↓↓↓
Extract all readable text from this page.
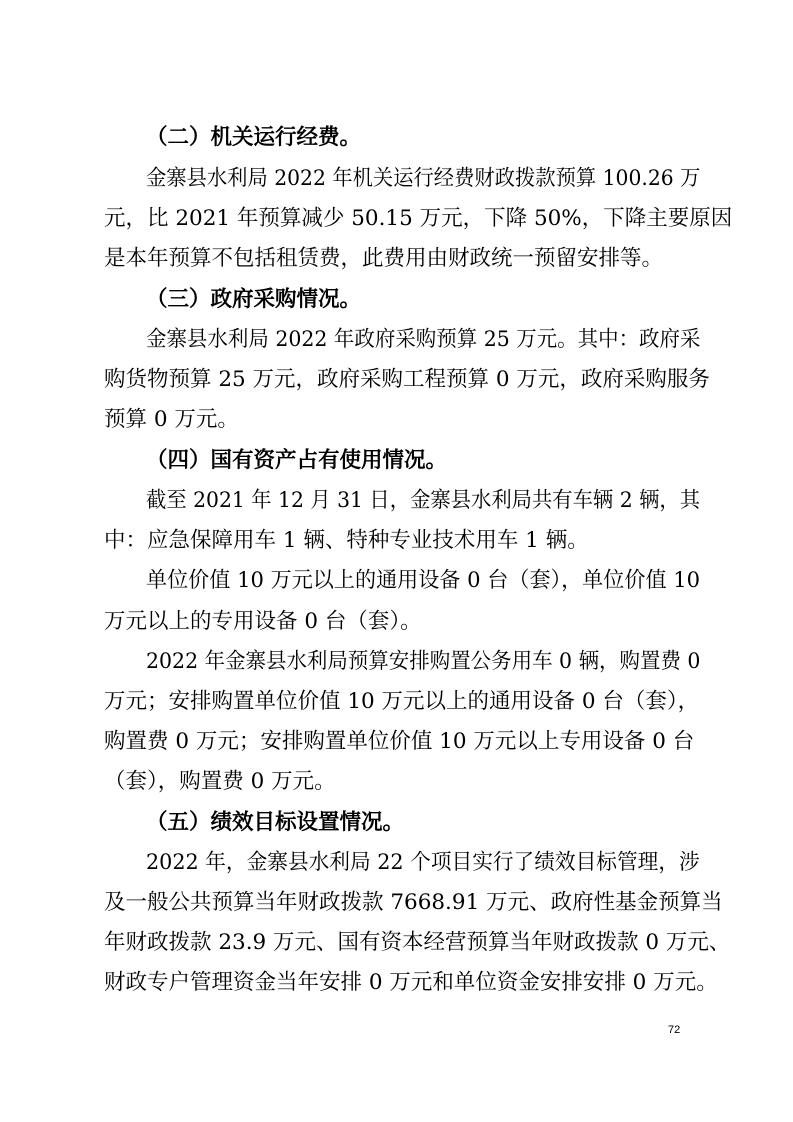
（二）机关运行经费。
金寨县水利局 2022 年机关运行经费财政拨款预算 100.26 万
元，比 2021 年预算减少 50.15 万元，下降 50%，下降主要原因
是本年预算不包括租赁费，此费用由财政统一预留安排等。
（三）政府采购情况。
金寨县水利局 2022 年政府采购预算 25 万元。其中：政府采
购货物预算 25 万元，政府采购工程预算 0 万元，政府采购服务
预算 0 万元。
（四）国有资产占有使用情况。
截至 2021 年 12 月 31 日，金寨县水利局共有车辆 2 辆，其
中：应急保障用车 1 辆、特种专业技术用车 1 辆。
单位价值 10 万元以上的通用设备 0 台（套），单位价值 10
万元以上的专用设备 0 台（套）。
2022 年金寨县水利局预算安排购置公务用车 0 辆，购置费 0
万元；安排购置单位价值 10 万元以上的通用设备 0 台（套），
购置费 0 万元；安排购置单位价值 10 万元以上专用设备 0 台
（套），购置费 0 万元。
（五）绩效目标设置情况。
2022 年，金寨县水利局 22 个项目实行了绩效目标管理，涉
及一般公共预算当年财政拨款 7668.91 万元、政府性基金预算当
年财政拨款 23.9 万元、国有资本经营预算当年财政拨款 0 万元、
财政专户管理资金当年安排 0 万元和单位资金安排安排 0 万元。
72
↑↑↑
Job: From the entries above, output every line exactly and omit any image.

Task result:
Extract all readable text from this page.
（二）机关运行经费。
金寨县水利局 2022 年机关运行经费财政拨款预算 100.26 万
元，比 2021 年预算减少 50.15 万元，下降 50%，下降主要原因
是本年预算不包括租赁费，此费用由财政统一预留安排等。
（三）政府采购情况。
金寨县水利局 2022 年政府采购预算 25 万元。其中：政府采
购货物预算 25 万元，政府采购工程预算 0 万元，政府采购服务
预算 0 万元。
（四）国有资产占有使用情况。
截至 2021 年 12 月 31 日，金寨县水利局共有车辆 2 辆，其
中：应急保障用车 1 辆、特种专业技术用车 1 辆。
单位价值 10 万元以上的通用设备 0 台（套），单位价值 10
万元以上的专用设备 0 台（套）。
2022 年金寨县水利局预算安排购置公务用车 0 辆，购置费 0
万元；安排购置单位价值 10 万元以上的通用设备 0 台（套），
购置费 0 万元；安排购置单位价值 10 万元以上专用设备 0 台
（套），购置费 0 万元。
（五）绩效目标设置情况。
2022 年，金寨县水利局 22 个项目实行了绩效目标管理，涉
及一般公共预算当年财政拨款 7668.91 万元、政府性基金预算当
年财政拨款 23.9 万元、国有资本经营预算当年财政拨款 0 万元、
财政专户管理资金当年安排 0 万元和单位资金安排安排 0 万元。
72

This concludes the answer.